## begin Input material
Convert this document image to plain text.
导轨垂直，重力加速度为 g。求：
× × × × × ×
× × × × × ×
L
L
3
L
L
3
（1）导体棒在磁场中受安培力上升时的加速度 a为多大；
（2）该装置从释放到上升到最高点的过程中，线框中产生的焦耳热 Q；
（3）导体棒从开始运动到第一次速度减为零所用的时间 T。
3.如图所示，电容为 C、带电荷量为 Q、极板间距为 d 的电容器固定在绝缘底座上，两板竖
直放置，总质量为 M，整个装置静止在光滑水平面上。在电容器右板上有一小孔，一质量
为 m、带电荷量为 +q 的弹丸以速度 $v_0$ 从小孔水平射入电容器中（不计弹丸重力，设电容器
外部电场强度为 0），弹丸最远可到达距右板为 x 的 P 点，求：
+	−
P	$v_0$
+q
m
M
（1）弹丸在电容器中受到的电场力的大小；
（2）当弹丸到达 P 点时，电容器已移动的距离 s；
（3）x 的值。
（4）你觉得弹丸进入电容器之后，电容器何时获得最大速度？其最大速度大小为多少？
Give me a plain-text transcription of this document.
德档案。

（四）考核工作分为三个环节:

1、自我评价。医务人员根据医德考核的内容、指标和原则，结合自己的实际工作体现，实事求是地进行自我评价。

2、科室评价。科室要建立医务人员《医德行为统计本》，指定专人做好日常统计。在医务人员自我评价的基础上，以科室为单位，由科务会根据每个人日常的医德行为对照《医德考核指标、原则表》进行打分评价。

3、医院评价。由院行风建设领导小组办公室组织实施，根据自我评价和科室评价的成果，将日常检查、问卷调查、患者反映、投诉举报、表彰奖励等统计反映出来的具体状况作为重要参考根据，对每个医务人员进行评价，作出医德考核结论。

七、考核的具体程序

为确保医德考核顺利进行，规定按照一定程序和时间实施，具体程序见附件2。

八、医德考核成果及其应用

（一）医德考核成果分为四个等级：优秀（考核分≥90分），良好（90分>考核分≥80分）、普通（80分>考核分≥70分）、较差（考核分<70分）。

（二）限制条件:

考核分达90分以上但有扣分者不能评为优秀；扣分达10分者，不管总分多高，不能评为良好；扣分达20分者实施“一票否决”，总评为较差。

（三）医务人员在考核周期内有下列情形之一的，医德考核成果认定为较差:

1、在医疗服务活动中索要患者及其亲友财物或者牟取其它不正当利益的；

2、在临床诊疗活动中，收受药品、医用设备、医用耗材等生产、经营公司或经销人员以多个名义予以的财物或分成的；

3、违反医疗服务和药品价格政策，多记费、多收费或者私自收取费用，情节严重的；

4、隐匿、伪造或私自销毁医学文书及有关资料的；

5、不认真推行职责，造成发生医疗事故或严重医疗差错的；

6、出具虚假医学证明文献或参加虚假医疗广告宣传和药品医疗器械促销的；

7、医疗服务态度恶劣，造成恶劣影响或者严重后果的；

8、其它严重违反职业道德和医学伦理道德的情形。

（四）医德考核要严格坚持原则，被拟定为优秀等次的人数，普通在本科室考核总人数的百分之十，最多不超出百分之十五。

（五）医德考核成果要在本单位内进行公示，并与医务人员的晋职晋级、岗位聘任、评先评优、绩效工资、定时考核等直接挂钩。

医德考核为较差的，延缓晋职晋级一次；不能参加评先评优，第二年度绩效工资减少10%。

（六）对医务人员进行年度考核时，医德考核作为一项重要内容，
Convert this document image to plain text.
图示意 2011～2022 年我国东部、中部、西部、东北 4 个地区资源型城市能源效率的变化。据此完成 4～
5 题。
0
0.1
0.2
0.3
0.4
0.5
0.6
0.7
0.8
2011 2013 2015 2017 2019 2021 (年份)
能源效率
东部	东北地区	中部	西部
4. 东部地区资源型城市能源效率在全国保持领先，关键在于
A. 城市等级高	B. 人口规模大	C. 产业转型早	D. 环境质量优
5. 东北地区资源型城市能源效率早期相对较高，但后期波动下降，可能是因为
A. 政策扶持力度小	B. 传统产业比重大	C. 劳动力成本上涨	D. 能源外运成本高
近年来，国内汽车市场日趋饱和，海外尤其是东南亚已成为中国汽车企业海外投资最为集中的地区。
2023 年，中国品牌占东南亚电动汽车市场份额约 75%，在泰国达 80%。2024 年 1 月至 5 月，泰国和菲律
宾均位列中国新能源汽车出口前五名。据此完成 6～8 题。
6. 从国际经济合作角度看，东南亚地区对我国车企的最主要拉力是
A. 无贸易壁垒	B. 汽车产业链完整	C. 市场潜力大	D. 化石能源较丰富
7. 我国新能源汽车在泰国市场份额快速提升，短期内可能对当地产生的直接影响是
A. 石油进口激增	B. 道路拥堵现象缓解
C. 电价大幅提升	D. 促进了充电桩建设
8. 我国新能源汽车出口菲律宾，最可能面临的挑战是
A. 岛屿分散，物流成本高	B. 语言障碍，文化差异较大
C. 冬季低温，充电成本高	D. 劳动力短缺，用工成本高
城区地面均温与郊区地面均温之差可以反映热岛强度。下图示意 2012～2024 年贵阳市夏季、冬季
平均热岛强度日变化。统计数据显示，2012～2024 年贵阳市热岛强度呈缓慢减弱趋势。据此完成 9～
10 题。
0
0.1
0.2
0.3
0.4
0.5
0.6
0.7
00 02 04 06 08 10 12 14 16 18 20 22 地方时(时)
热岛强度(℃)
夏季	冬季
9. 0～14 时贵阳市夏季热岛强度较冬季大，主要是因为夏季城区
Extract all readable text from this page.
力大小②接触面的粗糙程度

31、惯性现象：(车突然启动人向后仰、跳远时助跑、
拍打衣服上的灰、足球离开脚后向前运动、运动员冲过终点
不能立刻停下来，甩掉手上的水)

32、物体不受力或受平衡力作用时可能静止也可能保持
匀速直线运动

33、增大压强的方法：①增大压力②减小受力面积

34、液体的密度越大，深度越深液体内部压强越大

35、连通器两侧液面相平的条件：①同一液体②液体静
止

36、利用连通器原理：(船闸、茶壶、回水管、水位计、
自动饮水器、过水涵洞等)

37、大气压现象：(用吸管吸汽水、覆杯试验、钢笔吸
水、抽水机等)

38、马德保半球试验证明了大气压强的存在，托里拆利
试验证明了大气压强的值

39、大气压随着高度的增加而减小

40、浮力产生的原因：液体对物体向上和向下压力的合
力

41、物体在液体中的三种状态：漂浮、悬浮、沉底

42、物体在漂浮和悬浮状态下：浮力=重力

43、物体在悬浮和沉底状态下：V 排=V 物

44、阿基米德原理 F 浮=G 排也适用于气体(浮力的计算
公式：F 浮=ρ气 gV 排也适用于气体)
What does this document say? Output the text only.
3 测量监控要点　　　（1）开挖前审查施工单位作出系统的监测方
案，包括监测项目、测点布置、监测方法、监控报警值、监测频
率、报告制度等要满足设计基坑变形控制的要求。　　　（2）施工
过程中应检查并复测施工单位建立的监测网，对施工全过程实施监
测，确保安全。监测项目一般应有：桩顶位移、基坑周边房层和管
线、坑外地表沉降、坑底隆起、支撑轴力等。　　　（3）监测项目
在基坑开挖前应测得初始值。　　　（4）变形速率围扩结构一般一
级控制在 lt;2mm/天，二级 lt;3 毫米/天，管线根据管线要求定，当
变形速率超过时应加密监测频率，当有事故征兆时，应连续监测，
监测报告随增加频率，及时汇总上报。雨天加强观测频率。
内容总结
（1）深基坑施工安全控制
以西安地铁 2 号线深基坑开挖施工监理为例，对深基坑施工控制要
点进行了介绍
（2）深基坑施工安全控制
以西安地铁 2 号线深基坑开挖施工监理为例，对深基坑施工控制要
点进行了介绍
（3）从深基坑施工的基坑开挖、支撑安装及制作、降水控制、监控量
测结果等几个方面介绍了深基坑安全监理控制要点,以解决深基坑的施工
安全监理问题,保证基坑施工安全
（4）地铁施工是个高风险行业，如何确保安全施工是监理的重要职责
## end Input material
Your task is to transcribe the line containing "What does this" and every line after it, through the last line of the data, exactly as written and with nothing more.

* Output for this task *
What does this document say? Output the text only.
3 测量监控要点　　　（1）开挖前审查施工单位作出系统的监测方
案，包括监测项目、测点布置、监测方法、监控报警值、监测频
率、报告制度等要满足设计基坑变形控制的要求。　　　（2）施工
过程中应检查并复测施工单位建立的监测网，对施工全过程实施监
测，确保安全。监测项目一般应有：桩顶位移、基坑周边房层和管
线、坑外地表沉降、坑底隆起、支撑轴力等。　　　（3）监测项目
在基坑开挖前应测得初始值。　　　（4）变形速率围扩结构一般一
级控制在 lt;2mm/天，二级 lt;3 毫米/天，管线根据管线要求定，当
变形速率超过时应加密监测频率，当有事故征兆时，应连续监测，
监测报告随增加频率，及时汇总上报。雨天加强观测频率。
内容总结
（1）深基坑施工安全控制
以西安地铁 2 号线深基坑开挖施工监理为例，对深基坑施工控制要
点进行了介绍
（2）深基坑施工安全控制
以西安地铁 2 号线深基坑开挖施工监理为例，对深基坑施工控制要
点进行了介绍
（3）从深基坑施工的基坑开挖、支撑安装及制作、降水控制、监控量
测结果等几个方面介绍了深基坑安全监理控制要点,以解决深基坑的施工
安全监理问题,保证基坑施工安全
（4）地铁施工是个高风险行业，如何确保安全施工是监理的重要职责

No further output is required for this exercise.